— OBJECTIVE —
Repeat the entire listing exactly as written.

— WORKING DATA —
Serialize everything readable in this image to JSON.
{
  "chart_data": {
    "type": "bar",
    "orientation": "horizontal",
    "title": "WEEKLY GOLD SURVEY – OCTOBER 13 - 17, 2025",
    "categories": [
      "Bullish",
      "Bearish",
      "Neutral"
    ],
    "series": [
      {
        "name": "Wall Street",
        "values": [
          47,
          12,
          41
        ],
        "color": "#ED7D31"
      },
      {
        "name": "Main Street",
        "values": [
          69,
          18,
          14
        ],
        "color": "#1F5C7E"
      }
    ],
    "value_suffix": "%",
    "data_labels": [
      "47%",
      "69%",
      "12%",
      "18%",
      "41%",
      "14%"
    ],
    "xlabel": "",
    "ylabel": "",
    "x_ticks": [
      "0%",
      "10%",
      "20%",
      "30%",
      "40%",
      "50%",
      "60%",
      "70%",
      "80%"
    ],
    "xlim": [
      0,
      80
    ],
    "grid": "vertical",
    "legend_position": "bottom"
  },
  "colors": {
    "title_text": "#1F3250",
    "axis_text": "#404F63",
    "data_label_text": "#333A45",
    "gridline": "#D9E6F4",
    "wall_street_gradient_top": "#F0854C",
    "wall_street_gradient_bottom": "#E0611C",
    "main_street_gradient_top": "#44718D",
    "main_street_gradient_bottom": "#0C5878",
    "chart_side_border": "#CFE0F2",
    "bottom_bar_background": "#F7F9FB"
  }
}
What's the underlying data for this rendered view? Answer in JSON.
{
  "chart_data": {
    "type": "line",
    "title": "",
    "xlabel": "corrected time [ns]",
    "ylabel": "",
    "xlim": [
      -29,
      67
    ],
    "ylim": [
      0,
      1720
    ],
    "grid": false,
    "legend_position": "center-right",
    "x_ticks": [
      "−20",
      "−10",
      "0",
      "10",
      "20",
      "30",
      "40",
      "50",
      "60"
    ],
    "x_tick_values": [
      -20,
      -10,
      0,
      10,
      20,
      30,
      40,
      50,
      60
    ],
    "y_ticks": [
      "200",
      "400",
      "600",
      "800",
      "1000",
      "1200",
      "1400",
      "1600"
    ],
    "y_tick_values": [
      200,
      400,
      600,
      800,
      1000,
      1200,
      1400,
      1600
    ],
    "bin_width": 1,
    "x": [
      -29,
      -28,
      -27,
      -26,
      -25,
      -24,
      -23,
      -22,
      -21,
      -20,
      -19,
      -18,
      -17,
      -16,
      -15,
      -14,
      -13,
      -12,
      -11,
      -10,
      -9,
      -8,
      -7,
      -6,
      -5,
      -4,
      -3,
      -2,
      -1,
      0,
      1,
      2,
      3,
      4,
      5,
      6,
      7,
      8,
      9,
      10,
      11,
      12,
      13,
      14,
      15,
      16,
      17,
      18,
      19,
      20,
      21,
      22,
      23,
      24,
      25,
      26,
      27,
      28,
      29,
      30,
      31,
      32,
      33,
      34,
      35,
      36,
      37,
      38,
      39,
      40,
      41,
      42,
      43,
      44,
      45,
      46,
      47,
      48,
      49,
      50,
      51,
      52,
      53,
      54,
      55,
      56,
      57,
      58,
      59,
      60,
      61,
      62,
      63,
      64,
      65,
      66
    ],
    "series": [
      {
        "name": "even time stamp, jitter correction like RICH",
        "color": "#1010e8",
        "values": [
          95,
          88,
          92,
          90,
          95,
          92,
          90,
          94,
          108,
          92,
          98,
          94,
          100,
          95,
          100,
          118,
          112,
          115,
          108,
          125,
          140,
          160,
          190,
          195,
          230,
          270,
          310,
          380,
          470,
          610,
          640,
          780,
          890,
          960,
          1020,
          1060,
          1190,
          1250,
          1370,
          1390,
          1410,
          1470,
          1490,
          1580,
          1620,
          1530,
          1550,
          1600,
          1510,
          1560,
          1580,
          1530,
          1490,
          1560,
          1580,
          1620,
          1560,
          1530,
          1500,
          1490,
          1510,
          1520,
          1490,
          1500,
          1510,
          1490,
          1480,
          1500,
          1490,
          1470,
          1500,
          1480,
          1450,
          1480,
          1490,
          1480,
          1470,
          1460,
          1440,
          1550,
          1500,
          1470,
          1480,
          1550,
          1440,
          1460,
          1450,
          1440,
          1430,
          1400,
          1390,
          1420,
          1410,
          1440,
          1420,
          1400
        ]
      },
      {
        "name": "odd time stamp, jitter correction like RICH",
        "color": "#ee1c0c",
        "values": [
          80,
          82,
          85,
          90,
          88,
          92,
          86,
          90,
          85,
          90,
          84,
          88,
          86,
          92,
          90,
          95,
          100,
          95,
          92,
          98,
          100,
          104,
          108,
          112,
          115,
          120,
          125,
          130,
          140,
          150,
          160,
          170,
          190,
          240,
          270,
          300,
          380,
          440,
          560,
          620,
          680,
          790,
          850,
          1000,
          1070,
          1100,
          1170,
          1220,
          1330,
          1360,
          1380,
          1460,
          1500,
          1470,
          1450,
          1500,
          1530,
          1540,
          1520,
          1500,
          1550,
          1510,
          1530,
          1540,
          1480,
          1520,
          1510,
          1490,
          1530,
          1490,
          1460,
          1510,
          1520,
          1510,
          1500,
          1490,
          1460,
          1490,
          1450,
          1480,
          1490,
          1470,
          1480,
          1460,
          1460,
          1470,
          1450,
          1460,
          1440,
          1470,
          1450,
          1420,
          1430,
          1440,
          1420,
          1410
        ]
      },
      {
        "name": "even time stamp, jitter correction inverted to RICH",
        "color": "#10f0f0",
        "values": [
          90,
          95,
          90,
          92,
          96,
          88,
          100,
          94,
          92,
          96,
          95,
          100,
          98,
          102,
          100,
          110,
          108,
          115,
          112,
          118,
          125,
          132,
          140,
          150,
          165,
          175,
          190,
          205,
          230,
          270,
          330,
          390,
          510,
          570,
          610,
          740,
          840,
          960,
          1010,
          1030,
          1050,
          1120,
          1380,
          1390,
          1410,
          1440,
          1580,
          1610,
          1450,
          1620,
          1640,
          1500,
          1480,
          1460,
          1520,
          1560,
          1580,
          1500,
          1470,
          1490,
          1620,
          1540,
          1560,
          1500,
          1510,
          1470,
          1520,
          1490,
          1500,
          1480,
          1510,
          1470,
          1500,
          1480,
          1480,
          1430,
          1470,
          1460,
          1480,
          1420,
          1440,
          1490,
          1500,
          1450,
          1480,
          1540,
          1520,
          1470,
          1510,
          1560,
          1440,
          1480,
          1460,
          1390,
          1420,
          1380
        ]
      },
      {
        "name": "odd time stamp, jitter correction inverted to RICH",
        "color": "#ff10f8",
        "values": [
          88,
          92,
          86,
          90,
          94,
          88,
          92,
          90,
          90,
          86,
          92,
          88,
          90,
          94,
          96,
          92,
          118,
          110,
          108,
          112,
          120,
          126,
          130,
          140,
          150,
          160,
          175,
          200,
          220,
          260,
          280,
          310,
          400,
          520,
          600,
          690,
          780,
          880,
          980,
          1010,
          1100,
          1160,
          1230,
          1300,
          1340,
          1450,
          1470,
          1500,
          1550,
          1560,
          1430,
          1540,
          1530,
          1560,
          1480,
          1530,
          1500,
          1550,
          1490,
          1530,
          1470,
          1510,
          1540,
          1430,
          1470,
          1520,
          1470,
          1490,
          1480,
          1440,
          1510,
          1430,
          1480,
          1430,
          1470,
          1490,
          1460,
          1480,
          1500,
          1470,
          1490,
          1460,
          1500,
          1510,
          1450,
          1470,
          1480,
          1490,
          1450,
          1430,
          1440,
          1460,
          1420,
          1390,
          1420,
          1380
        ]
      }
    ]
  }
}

— OUTPUT —
Serialize everything readable in this image to JSON.
{
  "chart_data": {
    "type": "bar",
    "orientation": "horizontal",
    "title": "WEEKLY GOLD SURVEY – OCTOBER 13 - 17, 2025",
    "categories": [
      "Bullish",
      "Bearish",
      "Neutral"
    ],
    "series": [
      {
        "name": "Wall Street",
        "values": [
          47,
          12,
          41
        ],
        "color": "#ED7D31"
      },
      {
        "name": "Main Street",
        "values": [
          69,
          18,
          14
        ],
        "color": "#1F5C7E"
      }
    ],
    "value_suffix": "%",
    "data_labels": [
      "47%",
      "69%",
      "12%",
      "18%",
      "41%",
      "14%"
    ],
    "xlabel": "",
    "ylabel": "",
    "x_ticks": [
      "0%",
      "10%",
      "20%",
      "30%",
      "40%",
      "50%",
      "60%",
      "70%",
      "80%"
    ],
    "xlim": [
      0,
      80
    ],
    "grid": "vertical",
    "legend_position": "bottom"
  },
  "colors": {
    "title_text": "#1F3250",
    "axis_text": "#404F63",
    "data_label_text": "#333A45",
    "gridline": "#D9E6F4",
    "wall_street_gradient_top": "#F0854C",
    "wall_street_gradient_bottom": "#E0611C",
    "main_street_gradient_top": "#44718D",
    "main_street_gradient_bottom": "#0C5878",
    "chart_side_border": "#CFE0F2",
    "bottom_bar_background": "#F7F9FB"
  }
}
What's the underlying data for this rendered view? Answer in JSON.
{
  "chart_data": {
    "type": "line",
    "title": "",
    "xlabel": "corrected time [ns]",
    "ylabel": "",
    "xlim": [
      -29,
      67
    ],
    "ylim": [
      0,
      1720
    ],
    "grid": false,
    "legend_position": "center-right",
    "x_ticks": [
      "−20",
      "−10",
      "0",
      "10",
      "20",
      "30",
      "40",
      "50",
      "60"
    ],
    "x_tick_values": [
      -20,
      -10,
      0,
      10,
      20,
      30,
      40,
      50,
      60
    ],
    "y_ticks": [
      "200",
      "400",
      "600",
      "800",
      "1000",
      "1200",
      "1400",
      "1600"
    ],
    "y_tick_values": [
      200,
      400,
      600,
      800,
      1000,
      1200,
      1400,
      1600
    ],
    "bin_width": 1,
    "x": [
      -29,
      -28,
      -27,
      -26,
      -25,
      -24,
      -23,
      -22,
      -21,
      -20,
      -19,
      -18,
      -17,
      -16,
      -15,
      -14,
      -13,
      -12,
      -11,
      -10,
      -9,
      -8,
      -7,
      -6,
      -5,
      -4,
      -3,
      -2,
      -1,
      0,
      1,
      2,
      3,
      4,
      5,
      6,
      7,
      8,
      9,
      10,
      11,
      12,
      13,
      14,
      15,
      16,
      17,
      18,
      19,
      20,
      21,
      22,
      23,
      24,
      25,
      26,
      27,
      28,
      29,
      30,
      31,
      32,
      33,
      34,
      35,
      36,
      37,
      38,
      39,
      40,
      41,
      42,
      43,
      44,
      45,
      46,
      47,
      48,
      49,
      50,
      51,
      52,
      53,
      54,
      55,
      56,
      57,
      58,
      59,
      60,
      61,
      62,
      63,
      64,
      65,
      66
    ],
    "series": [
      {
        "name": "even time stamp, jitter correction like RICH",
        "color": "#1010e8",
        "values": [
          95,
          88,
          92,
          90,
          95,
          92,
          90,
          94,
          108,
          92,
          98,
          94,
          100,
          95,
          100,
          118,
          112,
          115,
          108,
          125,
          140,
          160,
          190,
          195,
          230,
          270,
          310,
          380,
          470,
          610,
          640,
          780,
          890,
          960,
          1020,
          1060,
          1190,
          1250,
          1370,
          1390,
          1410,
          1470,
          1490,
          1580,
          1620,
          1530,
          1550,
          1600,
          1510,
          1560,
          1580,
          1530,
          1490,
          1560,
          1580,
          1620,
          1560,
          1530,
          1500,
          1490,
          1510,
          1520,
          1490,
          1500,
          1510,
          1490,
          1480,
          1500,
          1490,
          1470,
          1500,
          1480,
          1450,
          1480,
          1490,
          1480,
          1470,
          1460,
          1440,
          1550,
          1500,
          1470,
          1480,
          1550,
          1440,
          1460,
          1450,
          1440,
          1430,
          1400,
          1390,
          1420,
          1410,
          1440,
          1420,
          1400
        ]
      },
      {
        "name": "odd time stamp, jitter correction like RICH",
        "color": "#ee1c0c",
        "values": [
          80,
          82,
          85,
          90,
          88,
          92,
          86,
          90,
          85,
          90,
          84,
          88,
          86,
          92,
          90,
          95,
          100,
          95,
          92,
          98,
          100,
          104,
          108,
          112,
          115,
          120,
          125,
          130,
          140,
          150,
          160,
          170,
          190,
          240,
          270,
          300,
          380,
          440,
          560,
          620,
          680,
          790,
          850,
          1000,
          1070,
          1100,
          1170,
          1220,
          1330,
          1360,
          1380,
          1460,
          1500,
          1470,
          1450,
          1500,
          1530,
          1540,
          1520,
          1500,
          1550,
          1510,
          1530,
          1540,
          1480,
          1520,
          1510,
          1490,
          1530,
          1490,
          1460,
          1510,
          1520,
          1510,
          1500,
          1490,
          1460,
          1490,
          1450,
          1480,
          1490,
          1470,
          1480,
          1460,
          1460,
          1470,
          1450,
          1460,
          1440,
          1470,
          1450,
          1420,
          1430,
          1440,
          1420,
          1410
        ]
      },
      {
        "name": "even time stamp, jitter correction inverted to RICH",
        "color": "#10f0f0",
        "values": [
          90,
          95,
          90,
          92,
          96,
          88,
          100,
          94,
          92,
          96,
          95,
          100,
          98,
          102,
          100,
          110,
          108,
          115,
          112,
          118,
          125,
          132,
          140,
          150,
          165,
          175,
          190,
          205,
          230,
          270,
          330,
          390,
          510,
          570,
          610,
          740,
          840,
          960,
          1010,
          1030,
          1050,
          1120,
          1380,
          1390,
          1410,
          1440,
          1580,
          1610,
          1450,
          1620,
          1640,
          1500,
          1480,
          1460,
          1520,
          1560,
          1580,
          1500,
          1470,
          1490,
          1620,
          1540,
          1560,
          1500,
          1510,
          1470,
          1520,
          1490,
          1500,
          1480,
          1510,
          1470,
          1500,
          1480,
          1480,
          1430,
          1470,
          1460,
          1480,
          1420,
          1440,
          1490,
          1500,
          1450,
          1480,
          1540,
          1520,
          1470,
          1510,
          1560,
          1440,
          1480,
          1460,
          1390,
          1420,
          1380
        ]
      },
      {
        "name": "odd time stamp, jitter correction inverted to RICH",
        "color": "#ff10f8",
        "values": [
          88,
          92,
          86,
          90,
          94,
          88,
          92,
          90,
          90,
          86,
          92,
          88,
          90,
          94,
          96,
          92,
          118,
          110,
          108,
          112,
          120,
          126,
          130,
          140,
          150,
          160,
          175,
          200,
          220,
          260,
          280,
          310,
          400,
          520,
          600,
          690,
          780,
          880,
          980,
          1010,
          1100,
          1160,
          1230,
          1300,
          1340,
          1450,
          1470,
          1500,
          1550,
          1560,
          1430,
          1540,
          1530,
          1560,
          1480,
          1530,
          1500,
          1550,
          1490,
          1530,
          1470,
          1510,
          1540,
          1430,
          1470,
          1520,
          1470,
          1490,
          1480,
          1440,
          1510,
          1430,
          1480,
          1430,
          1470,
          1490,
          1460,
          1480,
          1500,
          1470,
          1490,
          1460,
          1500,
          1510,
          1450,
          1470,
          1480,
          1490,
          1450,
          1430,
          1440,
          1460,
          1420,
          1390,
          1420,
          1380
        ]
      }
    ]
  }
}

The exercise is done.